*Zu erledigen:*
1. Aktualisiere in der Auflistung die Zeilen zwischen der Zeile mit "filter-input[interactable]: type filter" und der Zeile mit "collapse-icon[interactable]: ∨ [8, 79, 13, 87]", beide eingeschlossen, indem du "delete-icon" durch "remove-icon" ersetzt und alles andere unverändert lässt.
2. Schreib den Text über die Kommunalwahl in Schleswig-Holstein weiter, und zwar ab der Stelle, an der er aufhört.

Gewinner zufrieden, Verlierer suchen Erklärungen
Die diesjährige Kommunalwahl galt als Stimmungstest für die Jamaika-Koalition, die seit Juni 2017 Schleswig-Holstein regiert. Sie sollte zeigen, wie die Koalition von CDU, FDP und Grünen in der Bevölkerung ankommt. Die Christdemokraten erhielten einen kleinen Dämpfer. Die Partei von Ministerpräsident Daniel Günther (CDU) erhielt 35,1 Prozent der Stimmen - 3,8 Prozentpunkte weniger als bei der Kommunalwahl 2013. "Es ist trotzdem ein ausgesprochen gutes Ergebnis, das die CDU geholt hat", sagte Günther dem Schleswig-Holstein Magazin. Der Ministerpräsident zeigte sich damit zufrieden, dass man den Vorsprung vor der SPD ausbauen konnte.
Stegner: "Müssen an unserer kommunalpolitischen Basis arbeiten"

Datensätze zur Bereichsannotation
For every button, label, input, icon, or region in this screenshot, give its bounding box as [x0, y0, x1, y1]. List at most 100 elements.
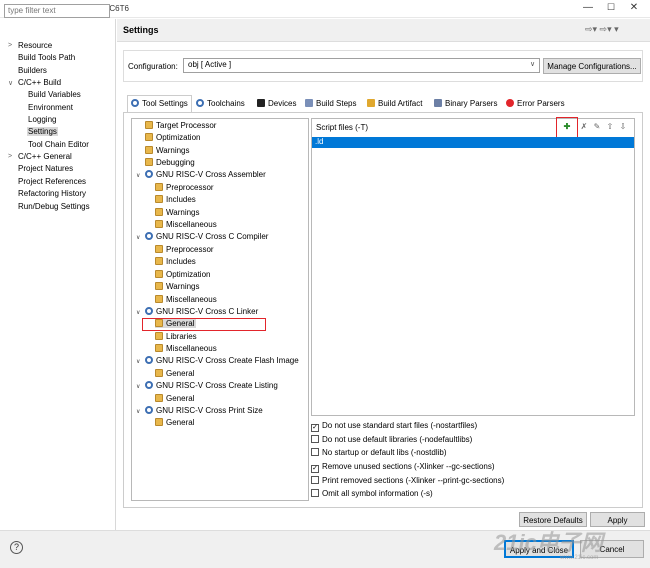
filter-input[interactable]: type filter text [4, 4, 110, 18]
folder-icon [155, 418, 163, 426]
nav-item-project-natures[interactable]: Project Natures [18, 164, 73, 173]
chevron-down-icon[interactable]: ∨ [530, 60, 535, 68]
nav-item-resource[interactable]: Resource [18, 41, 52, 50]
tree-item[interactable]: GNU RISC-V Cross Print Size [145, 406, 263, 415]
delete-icon[interactable]: ✗ [579, 122, 589, 132]
move-up-icon[interactable]: ⇧ [605, 122, 615, 132]
checkbox[interactable] [311, 489, 319, 497]
collapse-icon[interactable]: ∨ [8, 79, 13, 87]
option-label: Do not use default libraries (-nodefault… [322, 435, 473, 444]
tab-devices[interactable]: Devices [254, 96, 299, 112]
nav-item-project-references[interactable]: Project References [18, 177, 86, 186]
nav-item-refactoring-history[interactable]: Refactoring History [18, 189, 86, 198]
nav-item-cc-build[interactable]: C/C++ Build [18, 78, 61, 87]
minimize-icon[interactable]: — [578, 2, 598, 13]
option-label: Remove unused sections (-Xlinker --gc-se… [322, 462, 495, 471]
highlight-box [142, 318, 266, 331]
nav-item-builders[interactable]: Builders [18, 66, 47, 75]
expand-icon[interactable]: > [8, 153, 12, 160]
tree-item-label: GNU RISC-V Cross Print Size [156, 406, 263, 415]
configuration-select[interactable]: obj [ Active ] [183, 58, 540, 73]
tree-item[interactable]: Optimization [155, 270, 210, 279]
option-nostdlib[interactable]: No startup or default libs (-nostdlib) [311, 448, 447, 457]
option-omit-symbols[interactable]: Omit all symbol information (-s) [311, 489, 433, 498]
move-down-icon[interactable]: ⇩ [618, 122, 628, 132]
tree-item[interactable]: Miscellaneous [155, 295, 217, 304]
tree-item[interactable]: Target Processor [145, 121, 216, 130]
tab-build-artifact[interactable]: Build Artifact [364, 96, 425, 112]
tree-item[interactable]: General [155, 369, 194, 378]
tree-item[interactable]: Warnings [155, 208, 200, 217]
nav-item-run-debug-settings[interactable]: Run/Debug Settings [18, 202, 90, 211]
manage-configurations-button[interactable]: Manage Configurations... [543, 58, 641, 74]
checkbox[interactable] [311, 476, 319, 484]
help-icon[interactable]: ? [10, 541, 23, 554]
tree-item[interactable]: Warnings [155, 282, 200, 291]
tree-item[interactable]: Includes [155, 257, 196, 266]
watermark-url: www.21ic.com [560, 555, 599, 561]
maximize-icon[interactable]: ☐ [601, 2, 621, 13]
script-file-row[interactable]: .ld [312, 137, 634, 148]
tree-item[interactable]: GNU RISC-V Cross C Linker [145, 307, 258, 316]
history-nav-icons[interactable]: ⇨▾ ⇨▾ ▾ [585, 24, 619, 35]
collapse-icon[interactable]: ∨ [136, 309, 140, 316]
wrench-icon [305, 99, 313, 107]
edit-icon[interactable]: ✎ [592, 122, 602, 132]
tree-item[interactable]: Preprocessor [155, 245, 214, 254]
tree-item[interactable]: Optimization [145, 133, 200, 142]
tree-item[interactable]: GNU RISC-V Cross Create Flash Image [145, 356, 299, 365]
tree-item[interactable]: Includes [155, 195, 196, 204]
gear-icon [145, 406, 153, 414]
nav-item-build-variables[interactable]: Build Variables [28, 90, 81, 99]
nav-item-environment[interactable]: Environment [28, 103, 73, 112]
page-header [117, 19, 650, 42]
checkbox[interactable]: ✓ [311, 465, 319, 473]
tree-item[interactable]: Libraries [155, 332, 197, 341]
option-print-gc-sections[interactable]: Print removed sections (-Xlinker --print… [311, 476, 504, 485]
nav-item-build-tools-path[interactable]: Build Tools Path [18, 53, 75, 62]
checkbox[interactable]: ✓ [311, 424, 319, 432]
tab-label: Build Steps [316, 99, 357, 108]
option-label: Print removed sections (-Xlinker --print… [322, 476, 505, 485]
close-icon[interactable]: ✕ [624, 2, 644, 13]
collapse-icon[interactable]: ∨ [136, 172, 140, 179]
tree-item[interactable]: Debugging [145, 158, 195, 167]
tab-label: Binary Parsers [445, 99, 498, 108]
nav-item-cc-general[interactable]: C/C++ General [18, 152, 72, 161]
collapse-icon[interactable]: ∨ [136, 358, 140, 365]
tree-item[interactable]: Warnings [145, 146, 190, 155]
nav-item-logging[interactable]: Logging [28, 115, 56, 124]
watermark: 21ic电子网 [494, 530, 603, 555]
gear-icon [145, 381, 153, 389]
tab-toolchains[interactable]: Toolchains [193, 96, 248, 112]
option-nostartfiles[interactable]: ✓ Do not use standard start files (-nosta… [311, 421, 477, 432]
option-nodefaultlibs[interactable]: Do not use default libraries (-nodefault… [311, 435, 472, 444]
collapse-icon[interactable]: ∨ [136, 383, 140, 390]
tree-item[interactable]: GNU RISC-V Cross Assembler [145, 170, 266, 179]
tree-item[interactable]: GNU RISC-V Cross C Compiler [145, 232, 268, 241]
tree-item[interactable]: GNU RISC-V Cross Create Listing [145, 381, 278, 390]
tree-item-label: GNU RISC-V Cross Create Flash Image [156, 356, 299, 365]
tree-item[interactable]: Miscellaneous [155, 220, 217, 229]
checkbox[interactable] [311, 448, 319, 456]
nav-item-tool-chain-editor[interactable]: Tool Chain Editor [28, 140, 89, 149]
gear-icon [145, 170, 153, 178]
tab-build-steps[interactable]: Build Steps [302, 96, 359, 112]
error-icon [506, 99, 514, 107]
expand-icon[interactable]: > [8, 42, 12, 49]
tree-item[interactable]: Preprocessor [155, 183, 214, 192]
tab-label: Toolchains [207, 99, 245, 108]
checkbox[interactable] [311, 435, 319, 443]
tab-error-parsers[interactable]: Error Parsers [503, 96, 568, 112]
tree-item[interactable]: Miscellaneous [155, 344, 217, 353]
tab-binary-parsers[interactable]: Binary Parsers [431, 96, 500, 112]
page-title: Settings [123, 25, 159, 35]
collapse-icon[interactable]: ∨ [136, 408, 140, 415]
option-gc-sections[interactable]: ✓ Remove unused sections (-Xlinker --gc-s… [311, 462, 495, 473]
tab-tool-settings[interactable]: Tool Settings [127, 95, 192, 113]
tree-item[interactable]: General [155, 394, 194, 403]
nav-item-settings[interactable]: Settings [27, 127, 58, 136]
collapse-icon[interactable]: ∨ [136, 234, 140, 241]
tree-item[interactable]: General [155, 418, 194, 427]
folder-icon [155, 195, 163, 203]
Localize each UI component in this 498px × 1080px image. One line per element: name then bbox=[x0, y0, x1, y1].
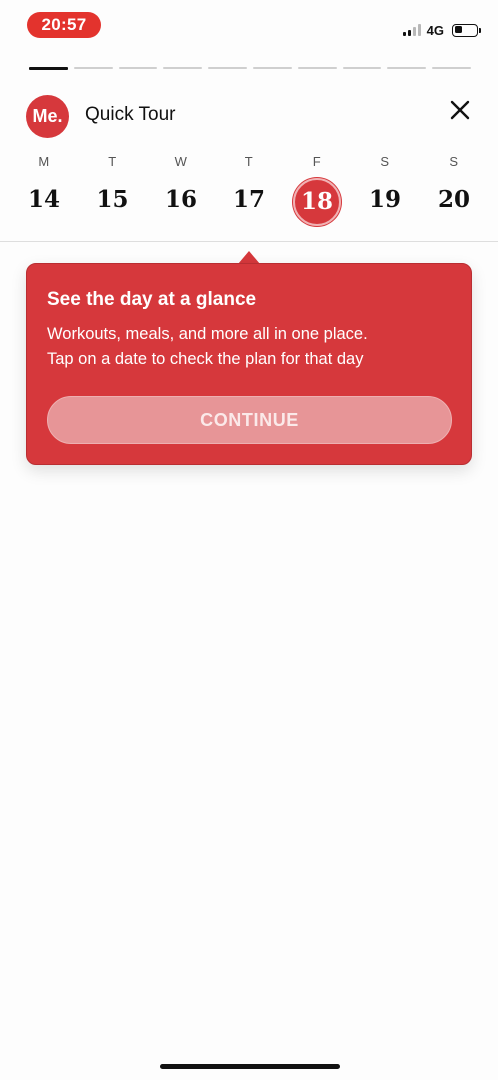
progress-segment bbox=[387, 67, 427, 69]
progress-segment bbox=[208, 67, 247, 69]
day-name: T bbox=[244, 154, 254, 169]
status-time: 20:57 bbox=[27, 12, 101, 38]
day-name: S bbox=[380, 154, 390, 169]
day-name: T bbox=[108, 154, 117, 169]
progress-segment bbox=[163, 67, 203, 69]
cellular-signal-icon bbox=[402, 24, 421, 36]
progress-segment bbox=[73, 67, 113, 69]
home-indicator[interactable] bbox=[160, 1064, 340, 1069]
day-sunday[interactable]: S 20 bbox=[420, 150, 488, 230]
day-friday-selected[interactable]: F 18 bbox=[283, 150, 351, 230]
day-number: 14 bbox=[27, 186, 60, 213]
day-number: 20 bbox=[437, 186, 470, 213]
progress-segment bbox=[342, 67, 382, 69]
progress-segment bbox=[118, 67, 158, 69]
day-thursday[interactable]: T 17 bbox=[215, 150, 283, 230]
tour-progress bbox=[29, 66, 471, 70]
progress-segment bbox=[432, 67, 471, 69]
divider bbox=[0, 241, 498, 242]
close-button[interactable] bbox=[448, 98, 472, 122]
tooltip-title: See the day at a glance bbox=[47, 289, 257, 310]
close-icon bbox=[450, 100, 470, 120]
tooltip-body: Workouts, meals, and more all in one pla… bbox=[47, 322, 457, 372]
continue-button[interactable]: CONTINUE bbox=[47, 396, 452, 444]
day-number: 18 bbox=[293, 178, 341, 226]
day-monday[interactable]: M 14 bbox=[10, 150, 78, 230]
day-number: 15 bbox=[96, 186, 129, 213]
page-title: Quick Tour bbox=[85, 104, 176, 125]
app-logo: Me. bbox=[26, 95, 69, 138]
day-number: 19 bbox=[368, 186, 401, 213]
day-number: 17 bbox=[232, 186, 265, 213]
progress-segment bbox=[252, 67, 292, 69]
day-wednesday[interactable]: W 16 bbox=[147, 150, 215, 230]
day-saturday[interactable]: S 19 bbox=[351, 150, 419, 230]
battery-icon bbox=[452, 23, 481, 37]
day-tuesday[interactable]: T 15 bbox=[79, 150, 147, 230]
status-indicators: 4G bbox=[402, 20, 481, 40]
network-type: 4G bbox=[426, 22, 444, 38]
week-strip: M 14 T 15 W 16 T 17 F 18 S 19 S 20 bbox=[10, 150, 488, 230]
tour-tooltip: See the day at a glance Workouts, meals,… bbox=[26, 263, 472, 465]
day-name: W bbox=[174, 154, 188, 169]
day-name: F bbox=[312, 154, 322, 169]
progress-segment bbox=[29, 66, 68, 70]
day-name: M bbox=[38, 154, 50, 169]
tooltip-body-line: Tap on a date to check the plan for that… bbox=[47, 350, 364, 368]
day-number: 16 bbox=[164, 186, 197, 213]
progress-segment bbox=[297, 67, 337, 69]
day-name: S bbox=[449, 154, 459, 169]
tooltip-body-line: Workouts, meals, and more all in one pla… bbox=[47, 325, 368, 343]
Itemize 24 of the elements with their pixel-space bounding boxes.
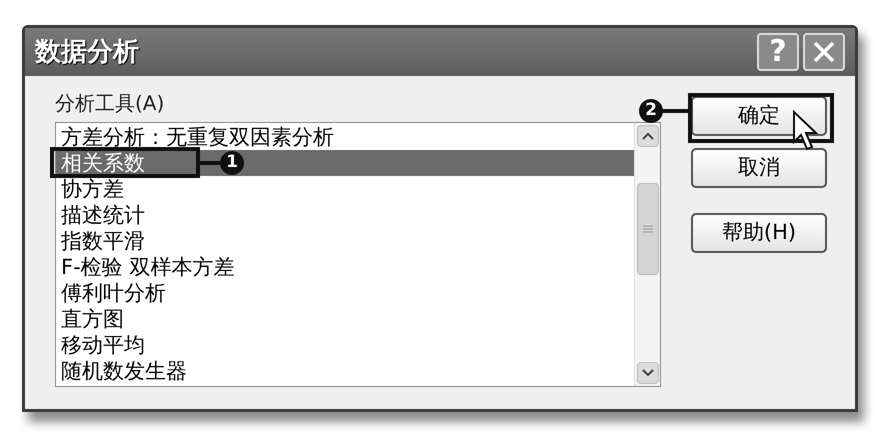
list-item[interactable]: F-检验 双样本方差 (56, 254, 634, 280)
list-item[interactable]: 直方图 (56, 306, 634, 332)
chevron-up-icon (642, 132, 654, 140)
dialog-button[interactable]: 确定 (691, 96, 827, 136)
list-item[interactable]: 指数平滑 (56, 228, 634, 254)
list-item[interactable]: 描述统计 (56, 202, 634, 228)
list-item[interactable]: 移动平均 (56, 332, 634, 358)
scroll-thumb[interactable] (636, 183, 658, 275)
scroll-down-button[interactable] (636, 362, 658, 384)
list-item[interactable]: 随机数发生器 (56, 358, 634, 384)
list-item[interactable]: 方差分析：无重复双因素分析 (56, 124, 634, 150)
list-item[interactable]: 傅利叶分析 (56, 280, 634, 306)
close-button[interactable] (803, 33, 845, 71)
grip-icon (642, 225, 652, 233)
chevron-down-icon (642, 369, 654, 377)
dialog-button[interactable]: 取消 (691, 148, 827, 188)
close-icon (812, 40, 836, 64)
list-label: 分析工具(A) (55, 90, 164, 116)
dialog-button[interactable]: 帮助(H) (691, 213, 827, 253)
mouse-pointer-icon (792, 110, 820, 152)
scroll-up-button[interactable] (636, 125, 658, 147)
window-title: 数据分析 (35, 36, 139, 68)
list-item[interactable]: 协方差 (56, 176, 634, 202)
scrollbar[interactable] (634, 123, 660, 386)
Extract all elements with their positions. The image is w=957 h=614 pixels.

*Antworten:*
1.
filter-input[interactable]: type filter text [4, 4, 110, 18]
folder-icon [155, 418, 163, 426]
nav-item-project-natures[interactable]: Project Natures [18, 164, 73, 173]
chevron-down-icon[interactable]: ∨ [530, 60, 535, 68]
nav-item-resource[interactable]: Resource [18, 41, 52, 50]
tree-item[interactable]: GNU RISC-V Cross Print Size [145, 406, 263, 415]
remove-icon[interactable]: ✗ [579, 122, 589, 132]
move-up-icon[interactable]: ⇧ [605, 122, 615, 132]
checkbox[interactable] [311, 489, 319, 497]
collapse-icon[interactable]: ∨ [8, 79, 13, 87]

2.
Die SPD musste bei der Wahl starke Verluste einstecken. Die Partei holte 23,3 Prozent der Stimmen - 6,5 Prozentpunkte weniger als 2013: "Es ist natürlich ein schlechtes Ergebnis", sagte Landesparteichef Ralf Stegner dem NDR Schleswig-Holstein, "mir tut es leid für die ehrenamtlichen Politiker, die teilweise unter dem schlechten Bundestrend gelitten haben. Da kam der Wind stramm von vorne", so Stegner. Nun müsse die Partei an ihrer kommunalpolitischen Basis arbeiten. Auf die Frage, ob sein Posten als Parteivorsitzender nach der Kommunalwahl gefährdet sei, antwortete Stegner: "Ich bin jetzt elf Jahre Landesvorsitzender, da gibt es immer Diskussionen, ich kenne das. Und alles andere wird sich finden." Die Flensburger Oberbürgermeisterin Simone Lange sieht nach dem schwachen Abschneiden ihrer Partei Gesprächsbedarf: "Man ist ja selber immer nur so stark wie man sich aufstellt."
In einem Punkt waren sich die Politiker der großen Parteien einig: Dadurch, dass bei der Kommunalwahl mehr Wählergemeinschaften und mit der AfD eine neue Partei angetreten waren, hatten es die großen Parteien schwerer.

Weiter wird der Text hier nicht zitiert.